▶ **TASK TO CARRY OUT**:
Extract each line containing the string "ヨルハ部隊装備".

Start of INFORMATION GIVEN

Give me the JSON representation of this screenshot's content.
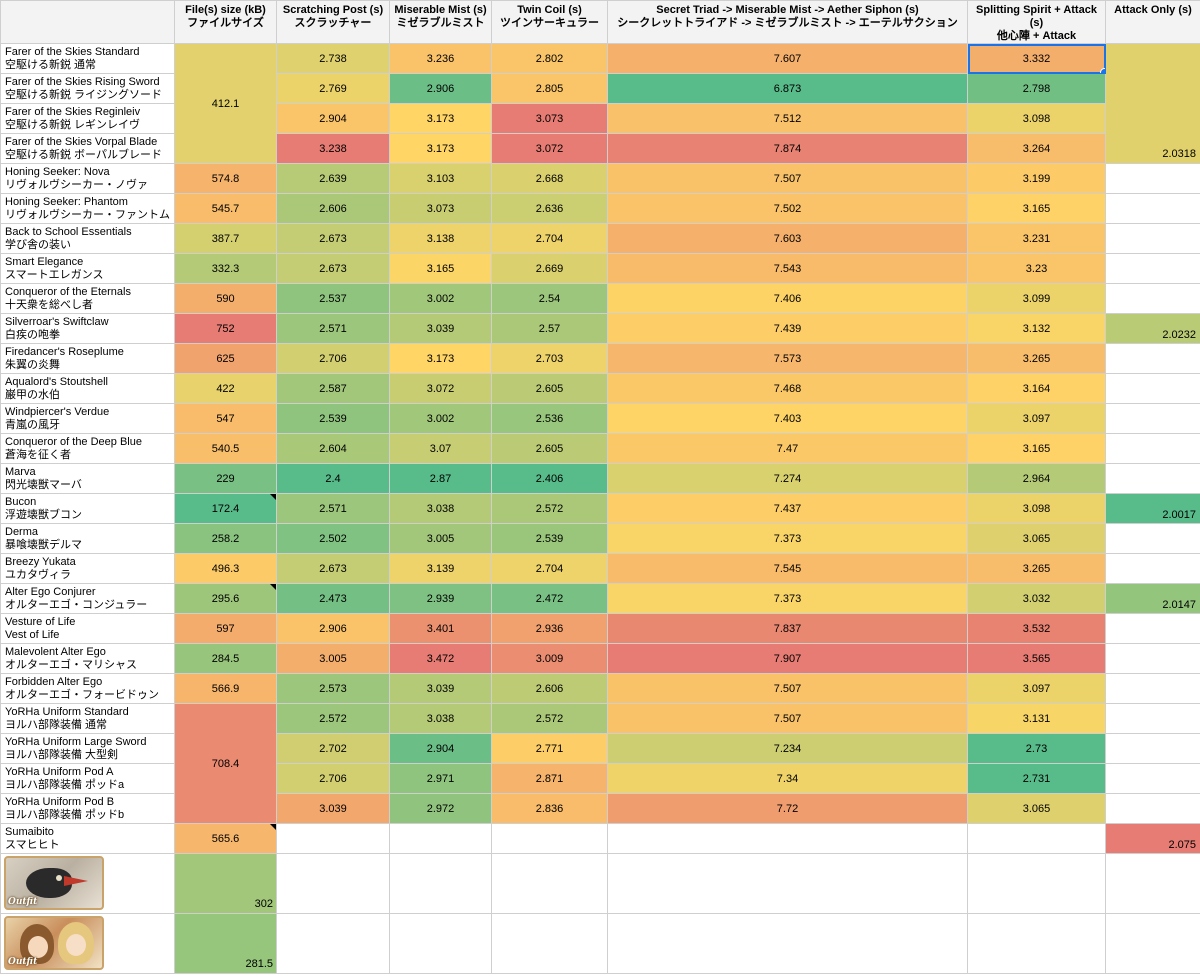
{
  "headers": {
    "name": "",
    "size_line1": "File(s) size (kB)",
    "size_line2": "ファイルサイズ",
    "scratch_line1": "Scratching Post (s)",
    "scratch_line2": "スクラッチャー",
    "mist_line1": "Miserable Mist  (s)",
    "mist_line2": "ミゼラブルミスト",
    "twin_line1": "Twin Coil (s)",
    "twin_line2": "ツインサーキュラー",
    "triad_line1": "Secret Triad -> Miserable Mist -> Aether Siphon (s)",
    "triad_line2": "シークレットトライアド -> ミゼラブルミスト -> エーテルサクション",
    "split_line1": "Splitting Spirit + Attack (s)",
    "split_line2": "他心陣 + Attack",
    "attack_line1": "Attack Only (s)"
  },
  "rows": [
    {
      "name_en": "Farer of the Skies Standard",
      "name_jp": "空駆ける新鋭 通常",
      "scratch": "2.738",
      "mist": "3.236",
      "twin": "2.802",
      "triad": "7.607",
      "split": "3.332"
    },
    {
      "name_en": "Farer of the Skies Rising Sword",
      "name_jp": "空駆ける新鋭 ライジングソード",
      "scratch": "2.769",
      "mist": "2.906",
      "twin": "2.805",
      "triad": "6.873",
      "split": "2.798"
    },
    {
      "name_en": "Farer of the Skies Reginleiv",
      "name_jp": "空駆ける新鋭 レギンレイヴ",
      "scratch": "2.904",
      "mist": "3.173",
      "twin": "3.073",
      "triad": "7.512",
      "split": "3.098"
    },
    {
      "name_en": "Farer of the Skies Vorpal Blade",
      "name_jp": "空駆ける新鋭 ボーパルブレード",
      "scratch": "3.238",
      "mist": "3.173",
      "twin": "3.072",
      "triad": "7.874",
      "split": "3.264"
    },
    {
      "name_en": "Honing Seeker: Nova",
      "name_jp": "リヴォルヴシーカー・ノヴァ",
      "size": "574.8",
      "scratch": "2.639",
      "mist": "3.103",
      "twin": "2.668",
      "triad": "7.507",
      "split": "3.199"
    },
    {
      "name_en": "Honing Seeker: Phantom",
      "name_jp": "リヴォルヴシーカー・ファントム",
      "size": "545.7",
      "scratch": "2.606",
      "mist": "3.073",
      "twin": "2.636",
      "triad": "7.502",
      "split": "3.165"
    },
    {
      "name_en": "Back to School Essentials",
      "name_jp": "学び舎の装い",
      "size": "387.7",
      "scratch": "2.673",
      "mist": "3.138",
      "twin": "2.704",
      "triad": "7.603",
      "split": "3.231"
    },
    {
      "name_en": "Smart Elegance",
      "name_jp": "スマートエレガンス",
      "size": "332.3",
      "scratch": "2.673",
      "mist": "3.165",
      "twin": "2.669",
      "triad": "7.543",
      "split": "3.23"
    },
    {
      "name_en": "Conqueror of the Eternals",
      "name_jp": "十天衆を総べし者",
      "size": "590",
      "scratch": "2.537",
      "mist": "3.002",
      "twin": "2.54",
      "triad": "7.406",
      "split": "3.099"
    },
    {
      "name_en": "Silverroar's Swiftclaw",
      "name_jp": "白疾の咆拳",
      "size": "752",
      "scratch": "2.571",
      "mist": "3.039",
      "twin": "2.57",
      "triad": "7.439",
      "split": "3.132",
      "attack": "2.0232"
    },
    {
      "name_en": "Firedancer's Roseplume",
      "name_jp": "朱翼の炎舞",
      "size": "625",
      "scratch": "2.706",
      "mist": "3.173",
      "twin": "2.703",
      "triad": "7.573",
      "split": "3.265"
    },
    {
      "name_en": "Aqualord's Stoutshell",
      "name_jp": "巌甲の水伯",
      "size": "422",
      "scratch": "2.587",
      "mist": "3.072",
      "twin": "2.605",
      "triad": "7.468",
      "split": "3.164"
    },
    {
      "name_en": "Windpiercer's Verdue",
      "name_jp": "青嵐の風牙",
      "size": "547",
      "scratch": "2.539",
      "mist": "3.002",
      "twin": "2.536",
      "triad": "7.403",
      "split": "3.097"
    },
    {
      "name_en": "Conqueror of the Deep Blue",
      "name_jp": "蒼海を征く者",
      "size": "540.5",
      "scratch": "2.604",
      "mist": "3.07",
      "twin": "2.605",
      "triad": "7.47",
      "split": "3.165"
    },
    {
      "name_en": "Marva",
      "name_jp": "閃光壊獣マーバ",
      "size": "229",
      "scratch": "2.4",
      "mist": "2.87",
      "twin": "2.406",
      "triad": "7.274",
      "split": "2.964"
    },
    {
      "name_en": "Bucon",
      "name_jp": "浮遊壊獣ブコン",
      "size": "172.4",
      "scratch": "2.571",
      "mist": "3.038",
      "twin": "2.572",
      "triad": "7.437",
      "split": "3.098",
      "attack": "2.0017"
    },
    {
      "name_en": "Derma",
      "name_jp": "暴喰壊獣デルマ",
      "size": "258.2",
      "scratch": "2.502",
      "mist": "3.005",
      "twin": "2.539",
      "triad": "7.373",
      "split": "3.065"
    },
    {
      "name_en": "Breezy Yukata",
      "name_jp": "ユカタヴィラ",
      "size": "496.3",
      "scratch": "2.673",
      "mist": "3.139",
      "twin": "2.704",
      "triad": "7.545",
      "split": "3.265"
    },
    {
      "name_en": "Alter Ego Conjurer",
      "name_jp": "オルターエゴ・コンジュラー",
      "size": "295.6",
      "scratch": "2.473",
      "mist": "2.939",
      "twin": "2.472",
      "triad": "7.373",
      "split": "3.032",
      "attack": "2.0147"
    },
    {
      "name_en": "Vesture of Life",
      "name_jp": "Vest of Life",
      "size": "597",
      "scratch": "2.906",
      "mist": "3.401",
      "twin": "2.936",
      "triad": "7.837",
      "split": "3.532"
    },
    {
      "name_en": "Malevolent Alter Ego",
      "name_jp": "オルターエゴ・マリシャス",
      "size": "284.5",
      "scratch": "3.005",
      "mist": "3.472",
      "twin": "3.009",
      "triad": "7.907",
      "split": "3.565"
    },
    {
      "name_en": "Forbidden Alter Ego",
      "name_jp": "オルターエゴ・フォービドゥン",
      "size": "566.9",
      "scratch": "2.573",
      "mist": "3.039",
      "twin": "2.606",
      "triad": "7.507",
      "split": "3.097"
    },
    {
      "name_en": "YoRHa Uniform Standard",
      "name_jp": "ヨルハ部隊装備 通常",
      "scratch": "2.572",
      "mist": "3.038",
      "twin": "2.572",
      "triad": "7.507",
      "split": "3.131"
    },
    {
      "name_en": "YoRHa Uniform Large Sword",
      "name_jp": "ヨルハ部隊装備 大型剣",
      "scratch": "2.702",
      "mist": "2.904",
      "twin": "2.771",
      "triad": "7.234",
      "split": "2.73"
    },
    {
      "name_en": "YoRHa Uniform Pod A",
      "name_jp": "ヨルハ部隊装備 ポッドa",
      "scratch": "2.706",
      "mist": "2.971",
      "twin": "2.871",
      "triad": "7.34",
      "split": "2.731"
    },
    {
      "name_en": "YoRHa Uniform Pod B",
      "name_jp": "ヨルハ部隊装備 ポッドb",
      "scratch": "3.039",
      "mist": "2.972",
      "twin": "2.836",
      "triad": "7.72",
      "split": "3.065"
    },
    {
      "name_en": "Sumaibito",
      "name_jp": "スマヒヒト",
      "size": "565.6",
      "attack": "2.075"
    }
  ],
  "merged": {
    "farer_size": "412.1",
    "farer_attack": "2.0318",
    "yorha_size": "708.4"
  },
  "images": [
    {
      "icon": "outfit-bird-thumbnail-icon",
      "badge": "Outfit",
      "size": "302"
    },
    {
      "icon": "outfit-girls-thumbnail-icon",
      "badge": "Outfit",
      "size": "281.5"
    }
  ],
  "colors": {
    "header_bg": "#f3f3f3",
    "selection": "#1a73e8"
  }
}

End of INFORMATION GIVEN

▶ **COMPLETE ANSWER**:
      "name_jp": "ヨルハ部隊装備 通常",
      "name_jp": "ヨルハ部隊装備 大型剣",
      "name_jp": "ヨルハ部隊装備 ポッドa",
      "name_jp": "ヨルハ部隊装備 ポッドb",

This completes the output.